### MATERIAL TO PROCESS:

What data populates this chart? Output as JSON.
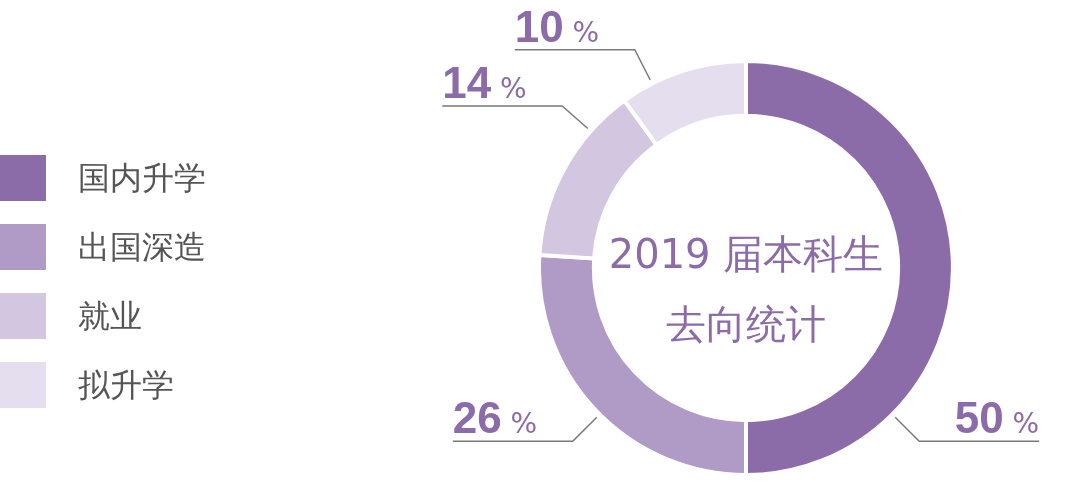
{
  "chart_data": {
    "type": "donut",
    "title": "2019 届本科生",
    "subtitle": "去向统计",
    "categories": [
      "国内升学",
      "出国深造",
      "就业",
      "拟升学"
    ],
    "values": [
      50,
      26,
      14,
      10
    ],
    "colors": [
      "#8c6ba9",
      "#b09ac6",
      "#d3c6e0",
      "#e5deee"
    ],
    "value_labels": [
      "50 %",
      "26 %",
      "14 %",
      "10 %"
    ],
    "legend": "left"
  }
}
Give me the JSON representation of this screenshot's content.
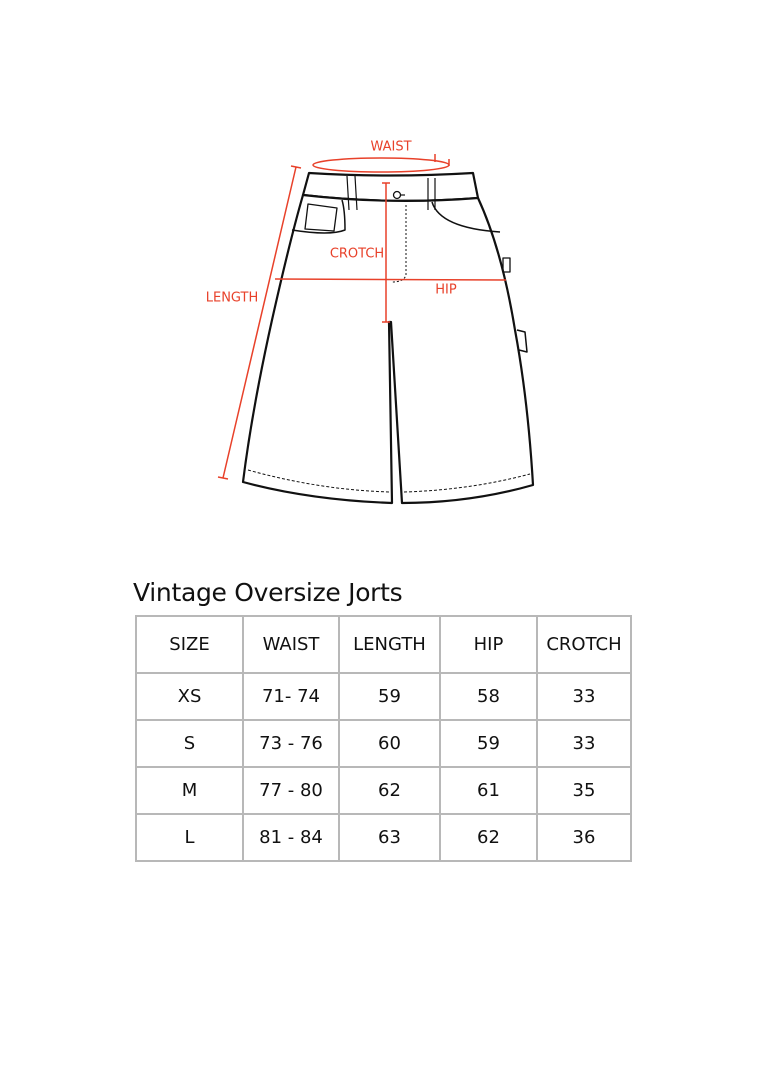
{
  "diagram": {
    "labels": {
      "waist": "WAIST",
      "crotch": "CROTCH",
      "length": "LENGTH",
      "hip": "HIP"
    },
    "measure_color": "#e8412a",
    "outline_color": "#111111"
  },
  "title": "Vintage Oversize Jorts",
  "table": {
    "headers": [
      "SIZE",
      "WAIST",
      "LENGTH",
      "HIP",
      "CROTCH"
    ],
    "rows": [
      [
        "XS",
        "71- 74",
        "59",
        "58",
        "33"
      ],
      [
        "S",
        "73 - 76",
        "60",
        "59",
        "33"
      ],
      [
        "M",
        "77 - 80",
        "62",
        "61",
        "35"
      ],
      [
        "L",
        "81 - 84",
        "63",
        "62",
        "36"
      ]
    ]
  }
}
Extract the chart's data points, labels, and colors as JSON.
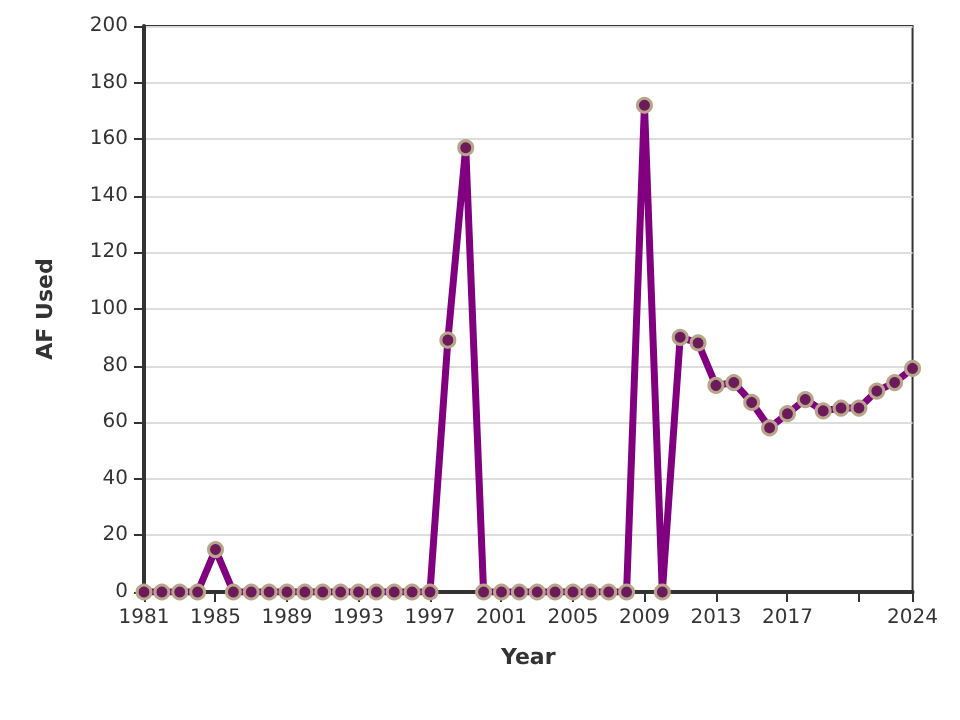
{
  "chart_data": {
    "type": "line",
    "xlabel": "Year",
    "ylabel": "AF Used",
    "x": [
      1981,
      1982,
      1983,
      1984,
      1985,
      1986,
      1987,
      1988,
      1989,
      1990,
      1991,
      1992,
      1993,
      1994,
      1995,
      1996,
      1997,
      1998,
      1999,
      2000,
      2001,
      2002,
      2003,
      2004,
      2005,
      2006,
      2007,
      2008,
      2009,
      2010,
      2011,
      2012,
      2013,
      2014,
      2015,
      2016,
      2017,
      2018,
      2019,
      2020,
      2021,
      2022,
      2023,
      2024
    ],
    "series": [
      {
        "color": "#800080",
        "values": [
          0,
          0,
          0,
          0,
          15,
          0,
          0,
          0,
          0,
          0,
          0,
          0,
          0,
          0,
          0,
          0,
          0,
          89,
          157,
          0,
          0,
          0,
          0,
          0,
          0,
          0,
          0,
          0,
          172,
          0,
          90,
          88,
          73,
          74,
          67,
          58,
          63,
          68,
          64,
          65,
          65,
          71,
          74,
          79
        ]
      }
    ],
    "xlim": [
      1981,
      2024
    ],
    "xticks": [
      1981,
      1985,
      1989,
      1993,
      1997,
      2001,
      2005,
      2009,
      2013,
      2017,
      {
        "value": 2021,
        "label": null
      },
      2024
    ],
    "ylim": [
      0,
      200
    ],
    "yticks": [
      0,
      20,
      40,
      60,
      80,
      100,
      120,
      140,
      160,
      180,
      200
    ],
    "grid": "y",
    "marker": "circle",
    "line_style": "solid"
  }
}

### OBJECTIVE:
Make an exact copy of all the material, but keep the pictures out of it.

### COMPLETED TASK:
What data populates this chart? Output as JSON.
{
  "chart_data": {
    "type": "donut",
    "title": "2019 届本科生",
    "subtitle": "去向统计",
    "categories": [
      "国内升学",
      "出国深造",
      "就业",
      "拟升学"
    ],
    "values": [
      50,
      26,
      14,
      10
    ],
    "colors": [
      "#8c6ba9",
      "#b09ac6",
      "#d3c6e0",
      "#e5deee"
    ],
    "value_labels": [
      "50 %",
      "26 %",
      "14 %",
      "10 %"
    ],
    "legend": "left"
  }
}
Give me the JSON representation of this screenshot's content.
{
  "diagram": {
    "labels": {
      "waist": "WAIST",
      "crotch": "CROTCH",
      "length": "LENGTH",
      "hip": "HIP"
    },
    "measure_color": "#e8412a",
    "outline_color": "#111111"
  },
  "title": "Vintage Oversize Jorts",
  "table": {
    "headers": [
      "SIZE",
      "WAIST",
      "LENGTH",
      "HIP",
      "CROTCH"
    ],
    "rows": [
      [
        "XS",
        "71- 74",
        "59",
        "58",
        "33"
      ],
      [
        "S",
        "73 - 76",
        "60",
        "59",
        "33"
      ],
      [
        "M",
        "77 - 80",
        "62",
        "61",
        "35"
      ],
      [
        "L",
        "81 - 84",
        "63",
        "62",
        "36"
      ]
    ]
  }
}
Extract the chart's data points, labels, and colors as JSON.
{
  "chart_data": {
    "type": "line",
    "xlabel": "Year",
    "ylabel": "AF Used",
    "x": [
      1981,
      1982,
      1983,
      1984,
      1985,
      1986,
      1987,
      1988,
      1989,
      1990,
      1991,
      1992,
      1993,
      1994,
      1995,
      1996,
      1997,
      1998,
      1999,
      2000,
      2001,
      2002,
      2003,
      2004,
      2005,
      2006,
      2007,
      2008,
      2009,
      2010,
      2011,
      2012,
      2013,
      2014,
      2015,
      2016,
      2017,
      2018,
      2019,
      2020,
      2021,
      2022,
      2023,
      2024
    ],
    "series": [
      {
        "color": "#800080",
        "values": [
          0,
          0,
          0,
          0,
          15,
          0,
          0,
          0,
          0,
          0,
          0,
          0,
          0,
          0,
          0,
          0,
          0,
          89,
          157,
          0,
          0,
          0,
          0,
          0,
          0,
          0,
          0,
          0,
          172,
          0,
          90,
          88,
          73,
          74,
          67,
          58,
          63,
          68,
          64,
          65,
          65,
          71,
          74,
          79
        ]
      }
    ],
    "xlim": [
      1981,
      2024
    ],
    "xticks": [
      1981,
      1985,
      1989,
      1993,
      1997,
      2001,
      2005,
      2009,
      2013,
      2017,
      {
        "value": 2021,
        "label": null
      },
      2024
    ],
    "ylim": [
      0,
      200
    ],
    "yticks": [
      0,
      20,
      40,
      60,
      80,
      100,
      120,
      140,
      160,
      180,
      200
    ],
    "grid": "y",
    "marker": "circle",
    "line_style": "solid"
  }
}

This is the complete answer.